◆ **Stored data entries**
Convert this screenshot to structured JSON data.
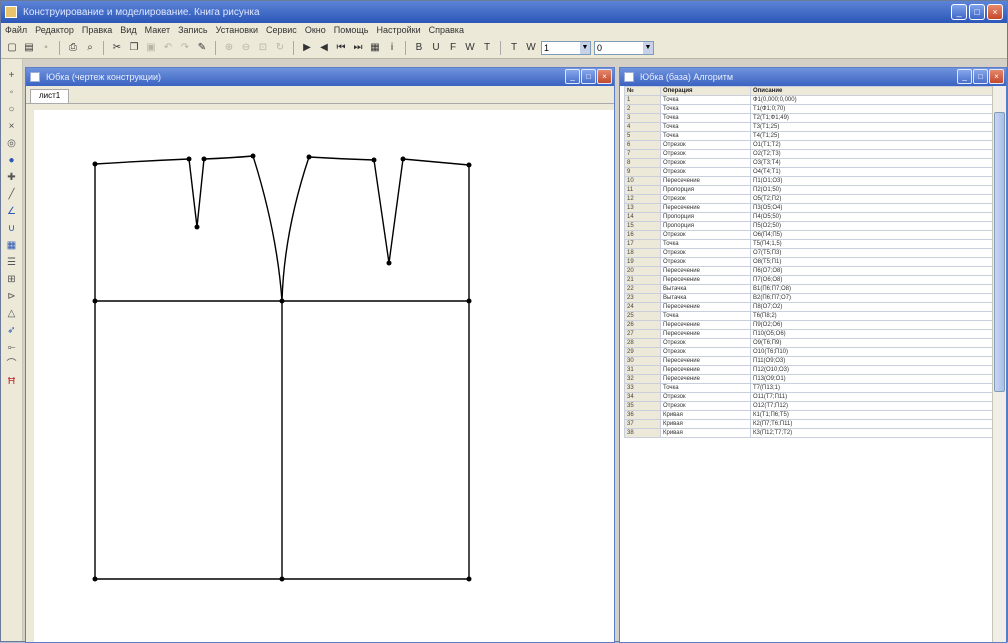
{
  "app": {
    "title": "Конструирование и моделирование. Книга рисунка",
    "menu": [
      "Файл",
      "Редактор",
      "Правка",
      "Вид",
      "Макет",
      "Запись",
      "Установки",
      "Сервис",
      "Окно",
      "Помощь",
      "Настройки",
      "Справка"
    ],
    "combo1": "1",
    "combo2": "0"
  },
  "draw_window": {
    "title": "Юбка (чертеж конструкции)",
    "tab": "лист1"
  },
  "table_window": {
    "title": "Юбка (база) Алгоритм",
    "headers": [
      "№",
      "Операция",
      "Описание"
    ],
    "rows": [
      [
        "1",
        "Точка",
        "Ф1(0,000;0,000)"
      ],
      [
        "2",
        "Точка",
        "Т1(Ф1;0;70)"
      ],
      [
        "3",
        "Точка",
        "Т2(Т1;Ф1;49)"
      ],
      [
        "4",
        "Точка",
        "Т3(Т1;25)"
      ],
      [
        "5",
        "Точка",
        "Т4(Т1;25)"
      ],
      [
        "6",
        "Отрезок",
        "О1(Т1;Т2)"
      ],
      [
        "7",
        "Отрезок",
        "О2(Т2;Т3)"
      ],
      [
        "8",
        "Отрезок",
        "О3(Т3;Т4)"
      ],
      [
        "9",
        "Отрезок",
        "О4(Т4;Т1)"
      ],
      [
        "10",
        "Пересечение",
        "П1(О1;О3)"
      ],
      [
        "11",
        "Пропорция",
        "П2(О1;50)"
      ],
      [
        "12",
        "Отрезок",
        "О5(Т2;П2)"
      ],
      [
        "13",
        "Пересечение",
        "П3(О5;О4)"
      ],
      [
        "14",
        "Пропорция",
        "П4(О5;50)"
      ],
      [
        "15",
        "Пропорция",
        "П5(О2;50)"
      ],
      [
        "16",
        "Отрезок",
        "О6(П4;П5)"
      ],
      [
        "17",
        "Точка",
        "Т5(П4;1,5)"
      ],
      [
        "18",
        "Отрезок",
        "О7(Т5;П3)"
      ],
      [
        "19",
        "Отрезок",
        "О8(Т5;П1)"
      ],
      [
        "20",
        "Пересечение",
        "П6(О7;О8)"
      ],
      [
        "21",
        "Пересечение",
        "П7(О6;О8)"
      ],
      [
        "22",
        "Вытачка",
        "В1(П6;П7;О8)"
      ],
      [
        "23",
        "Вытачка",
        "В2(П6;П7;О7)"
      ],
      [
        "24",
        "Пересечение",
        "П8(О7;О2)"
      ],
      [
        "25",
        "Точка",
        "Т6(П8;2)"
      ],
      [
        "26",
        "Пересечение",
        "П9(О2;О6)"
      ],
      [
        "27",
        "Пересечение",
        "П10(О5;О6)"
      ],
      [
        "28",
        "Отрезок",
        "О9(Т6;П9)"
      ],
      [
        "29",
        "Отрезок",
        "О10(Т6;П10)"
      ],
      [
        "30",
        "Пересечение",
        "П11(О9;О3)"
      ],
      [
        "31",
        "Пересечение",
        "П12(О10;О3)"
      ],
      [
        "32",
        "Пересечение",
        "П13(О9;О1)"
      ],
      [
        "33",
        "Точка",
        "Т7(П13;1)"
      ],
      [
        "34",
        "Отрезок",
        "О11(Т7;П11)"
      ],
      [
        "35",
        "Отрезок",
        "О12(Т7;П12)"
      ],
      [
        "36",
        "Кривая",
        "К1(Т1;П6;Т5)"
      ],
      [
        "37",
        "Кривая",
        "К2(П7;Т6;П11)"
      ],
      [
        "38",
        "Кривая",
        "К3(П12;Т7;Т2)"
      ]
    ]
  }
}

◆ **PROBLEM**
All of the material above should be reproduced exactly, except the pictures.

◆ **WRITTEN REPLY**
Convert this screenshot to structured JSON data.
{
  "app": {
    "title": "Конструирование и моделирование. Книга рисунка",
    "menu": [
      "Файл",
      "Редактор",
      "Правка",
      "Вид",
      "Макет",
      "Запись",
      "Установки",
      "Сервис",
      "Окно",
      "Помощь",
      "Настройки",
      "Справка"
    ],
    "combo1": "1",
    "combo2": "0"
  },
  "draw_window": {
    "title": "Юбка (чертеж конструкции)",
    "tab": "лист1"
  },
  "table_window": {
    "title": "Юбка (база) Алгоритм",
    "headers": [
      "№",
      "Операция",
      "Описание"
    ],
    "rows": [
      [
        "1",
        "Точка",
        "Ф1(0,000;0,000)"
      ],
      [
        "2",
        "Точка",
        "Т1(Ф1;0;70)"
      ],
      [
        "3",
        "Точка",
        "Т2(Т1;Ф1;49)"
      ],
      [
        "4",
        "Точка",
        "Т3(Т1;25)"
      ],
      [
        "5",
        "Точка",
        "Т4(Т1;25)"
      ],
      [
        "6",
        "Отрезок",
        "О1(Т1;Т2)"
      ],
      [
        "7",
        "Отрезок",
        "О2(Т2;Т3)"
      ],
      [
        "8",
        "Отрезок",
        "О3(Т3;Т4)"
      ],
      [
        "9",
        "Отрезок",
        "О4(Т4;Т1)"
      ],
      [
        "10",
        "Пересечение",
        "П1(О1;О3)"
      ],
      [
        "11",
        "Пропорция",
        "П2(О1;50)"
      ],
      [
        "12",
        "Отрезок",
        "О5(Т2;П2)"
      ],
      [
        "13",
        "Пересечение",
        "П3(О5;О4)"
      ],
      [
        "14",
        "Пропорция",
        "П4(О5;50)"
      ],
      [
        "15",
        "Пропорция",
        "П5(О2;50)"
      ],
      [
        "16",
        "Отрезок",
        "О6(П4;П5)"
      ],
      [
        "17",
        "Точка",
        "Т5(П4;1,5)"
      ],
      [
        "18",
        "Отрезок",
        "О7(Т5;П3)"
      ],
      [
        "19",
        "Отрезок",
        "О8(Т5;П1)"
      ],
      [
        "20",
        "Пересечение",
        "П6(О7;О8)"
      ],
      [
        "21",
        "Пересечение",
        "П7(О6;О8)"
      ],
      [
        "22",
        "Вытачка",
        "В1(П6;П7;О8)"
      ],
      [
        "23",
        "Вытачка",
        "В2(П6;П7;О7)"
      ],
      [
        "24",
        "Пересечение",
        "П8(О7;О2)"
      ],
      [
        "25",
        "Точка",
        "Т6(П8;2)"
      ],
      [
        "26",
        "Пересечение",
        "П9(О2;О6)"
      ],
      [
        "27",
        "Пересечение",
        "П10(О5;О6)"
      ],
      [
        "28",
        "Отрезок",
        "О9(Т6;П9)"
      ],
      [
        "29",
        "Отрезок",
        "О10(Т6;П10)"
      ],
      [
        "30",
        "Пересечение",
        "П11(О9;О3)"
      ],
      [
        "31",
        "Пересечение",
        "П12(О10;О3)"
      ],
      [
        "32",
        "Пересечение",
        "П13(О9;О1)"
      ],
      [
        "33",
        "Точка",
        "Т7(П13;1)"
      ],
      [
        "34",
        "Отрезок",
        "О11(Т7;П11)"
      ],
      [
        "35",
        "Отрезок",
        "О12(Т7;П12)"
      ],
      [
        "36",
        "Кривая",
        "К1(Т1;П6;Т5)"
      ],
      [
        "37",
        "Кривая",
        "К2(П7;Т6;П11)"
      ],
      [
        "38",
        "Кривая",
        "К3(П12;Т7;Т2)"
      ]
    ]
  }
}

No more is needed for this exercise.